** START **

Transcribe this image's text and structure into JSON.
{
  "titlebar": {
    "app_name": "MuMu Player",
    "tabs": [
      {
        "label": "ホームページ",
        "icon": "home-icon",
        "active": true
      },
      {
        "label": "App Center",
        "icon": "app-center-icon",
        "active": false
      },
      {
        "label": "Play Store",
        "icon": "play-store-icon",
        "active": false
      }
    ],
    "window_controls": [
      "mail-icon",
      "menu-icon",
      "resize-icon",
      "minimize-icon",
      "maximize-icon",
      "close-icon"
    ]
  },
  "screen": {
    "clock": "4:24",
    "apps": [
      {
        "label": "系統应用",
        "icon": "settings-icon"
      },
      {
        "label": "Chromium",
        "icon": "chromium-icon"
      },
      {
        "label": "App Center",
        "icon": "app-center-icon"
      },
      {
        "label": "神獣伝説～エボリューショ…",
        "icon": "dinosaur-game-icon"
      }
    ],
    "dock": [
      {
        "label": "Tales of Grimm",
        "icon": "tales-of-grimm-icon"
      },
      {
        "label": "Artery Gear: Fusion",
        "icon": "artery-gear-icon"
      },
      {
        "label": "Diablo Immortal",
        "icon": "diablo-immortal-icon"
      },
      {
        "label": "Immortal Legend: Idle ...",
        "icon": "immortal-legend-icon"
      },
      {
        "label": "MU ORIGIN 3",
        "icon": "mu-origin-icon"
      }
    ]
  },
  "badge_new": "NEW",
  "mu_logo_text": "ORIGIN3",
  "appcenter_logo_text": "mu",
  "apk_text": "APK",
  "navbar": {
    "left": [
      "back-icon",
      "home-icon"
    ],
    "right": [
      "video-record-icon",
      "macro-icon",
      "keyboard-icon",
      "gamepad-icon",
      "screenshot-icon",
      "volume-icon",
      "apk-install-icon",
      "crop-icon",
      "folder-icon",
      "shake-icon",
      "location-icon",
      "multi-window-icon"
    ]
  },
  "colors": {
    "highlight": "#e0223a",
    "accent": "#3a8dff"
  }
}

** END **

Reproduce the material in full, with no word added or dropped.

Transcribe this image's text and structure into JSON.
{
  "titlebar": {
    "app_name": "MuMu Player",
    "tabs": [
      {
        "label": "ホームページ",
        "icon": "home-icon",
        "active": true
      },
      {
        "label": "App Center",
        "icon": "app-center-icon",
        "active": false
      },
      {
        "label": "Play Store",
        "icon": "play-store-icon",
        "active": false
      }
    ],
    "window_controls": [
      "mail-icon",
      "menu-icon",
      "resize-icon",
      "minimize-icon",
      "maximize-icon",
      "close-icon"
    ]
  },
  "screen": {
    "clock": "4:24",
    "apps": [
      {
        "label": "系統应用",
        "icon": "settings-icon"
      },
      {
        "label": "Chromium",
        "icon": "chromium-icon"
      },
      {
        "label": "App Center",
        "icon": "app-center-icon"
      },
      {
        "label": "神獣伝説～エボリューショ…",
        "icon": "dinosaur-game-icon"
      }
    ],
    "dock": [
      {
        "label": "Tales of Grimm",
        "icon": "tales-of-grimm-icon"
      },
      {
        "label": "Artery Gear: Fusion",
        "icon": "artery-gear-icon"
      },
      {
        "label": "Diablo Immortal",
        "icon": "diablo-immortal-icon"
      },
      {
        "label": "Immortal Legend: Idle ...",
        "icon": "immortal-legend-icon"
      },
      {
        "label": "MU ORIGIN 3",
        "icon": "mu-origin-icon"
      }
    ]
  },
  "badge_new": "NEW",
  "mu_logo_text": "ORIGIN3",
  "appcenter_logo_text": "mu",
  "apk_text": "APK",
  "navbar": {
    "left": [
      "back-icon",
      "home-icon"
    ],
    "right": [
      "video-record-icon",
      "macro-icon",
      "keyboard-icon",
      "gamepad-icon",
      "screenshot-icon",
      "volume-icon",
      "apk-install-icon",
      "crop-icon",
      "folder-icon",
      "shake-icon",
      "location-icon",
      "multi-window-icon"
    ]
  },
  "colors": {
    "highlight": "#e0223a",
    "accent": "#3a8dff"
  }
}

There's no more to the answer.